─── Exercise data
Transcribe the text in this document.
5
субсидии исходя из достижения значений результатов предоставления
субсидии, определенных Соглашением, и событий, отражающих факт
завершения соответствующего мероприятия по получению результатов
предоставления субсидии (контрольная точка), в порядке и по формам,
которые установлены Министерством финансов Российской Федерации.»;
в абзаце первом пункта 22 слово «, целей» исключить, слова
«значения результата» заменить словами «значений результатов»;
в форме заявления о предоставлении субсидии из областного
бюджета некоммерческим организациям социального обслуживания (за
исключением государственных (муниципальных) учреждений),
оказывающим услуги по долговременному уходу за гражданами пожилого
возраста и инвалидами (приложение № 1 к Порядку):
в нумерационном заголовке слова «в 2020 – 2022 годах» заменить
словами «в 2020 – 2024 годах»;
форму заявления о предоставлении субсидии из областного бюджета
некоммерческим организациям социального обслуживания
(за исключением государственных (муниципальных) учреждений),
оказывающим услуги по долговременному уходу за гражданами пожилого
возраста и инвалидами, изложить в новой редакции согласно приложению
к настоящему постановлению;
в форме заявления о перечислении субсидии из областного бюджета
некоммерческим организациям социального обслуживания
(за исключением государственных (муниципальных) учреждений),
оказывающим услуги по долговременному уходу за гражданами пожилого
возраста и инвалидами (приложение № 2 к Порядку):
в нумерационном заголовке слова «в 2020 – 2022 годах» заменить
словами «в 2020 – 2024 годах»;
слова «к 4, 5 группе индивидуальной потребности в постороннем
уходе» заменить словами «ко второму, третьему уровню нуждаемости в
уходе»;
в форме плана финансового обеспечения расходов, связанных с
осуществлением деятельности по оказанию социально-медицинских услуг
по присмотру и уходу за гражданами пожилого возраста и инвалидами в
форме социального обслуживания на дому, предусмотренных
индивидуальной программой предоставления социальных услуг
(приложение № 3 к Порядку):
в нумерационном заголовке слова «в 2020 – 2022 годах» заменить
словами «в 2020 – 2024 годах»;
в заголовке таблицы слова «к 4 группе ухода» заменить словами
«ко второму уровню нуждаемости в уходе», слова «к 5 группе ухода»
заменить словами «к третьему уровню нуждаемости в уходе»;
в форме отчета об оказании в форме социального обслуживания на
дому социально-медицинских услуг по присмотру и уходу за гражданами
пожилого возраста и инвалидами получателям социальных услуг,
──────
■ Work to complete ■
Set all of the entries down again, exactly as they were given.

■ Task output ■
Transcribe the text in this document.
5
субсидии исходя из достижения значений результатов предоставления
субсидии, определенных Соглашением, и событий, отражающих факт
завершения соответствующего мероприятия по получению результатов
предоставления субсидии (контрольная точка), в порядке и по формам,
которые установлены Министерством финансов Российской Федерации.»;
в абзаце первом пункта 22 слово «, целей» исключить, слова
«значения результата» заменить словами «значений результатов»;
в форме заявления о предоставлении субсидии из областного
бюджета некоммерческим организациям социального обслуживания (за
исключением государственных (муниципальных) учреждений),
оказывающим услуги по долговременному уходу за гражданами пожилого
возраста и инвалидами (приложение № 1 к Порядку):
в нумерационном заголовке слова «в 2020 – 2022 годах» заменить
словами «в 2020 – 2024 годах»;
форму заявления о предоставлении субсидии из областного бюджета
некоммерческим организациям социального обслуживания
(за исключением государственных (муниципальных) учреждений),
оказывающим услуги по долговременному уходу за гражданами пожилого
возраста и инвалидами, изложить в новой редакции согласно приложению
к настоящему постановлению;
в форме заявления о перечислении субсидии из областного бюджета
некоммерческим организациям социального обслуживания
(за исключением государственных (муниципальных) учреждений),
оказывающим услуги по долговременному уходу за гражданами пожилого
возраста и инвалидами (приложение № 2 к Порядку):
в нумерационном заголовке слова «в 2020 – 2022 годах» заменить
словами «в 2020 – 2024 годах»;
слова «к 4, 5 группе индивидуальной потребности в постороннем
уходе» заменить словами «ко второму, третьему уровню нуждаемости в
уходе»;
в форме плана финансового обеспечения расходов, связанных с
осуществлением деятельности по оказанию социально-медицинских услуг
по присмотру и уходу за гражданами пожилого возраста и инвалидами в
форме социального обслуживания на дому, предусмотренных
индивидуальной программой предоставления социальных услуг
(приложение № 3 к Порядку):
в нумерационном заголовке слова «в 2020 – 2022 годах» заменить
словами «в 2020 – 2024 годах»;
в заголовке таблицы слова «к 4 группе ухода» заменить словами
«ко второму уровню нуждаемости в уходе», слова «к 5 группе ухода»
заменить словами «к третьему уровню нуждаемости в уходе»;
в форме отчета об оказании в форме социального обслуживания на
дому социально-медицинских услуг по присмотру и уходу за гражданами
пожилого возраста и инвалидами получателям социальных услуг,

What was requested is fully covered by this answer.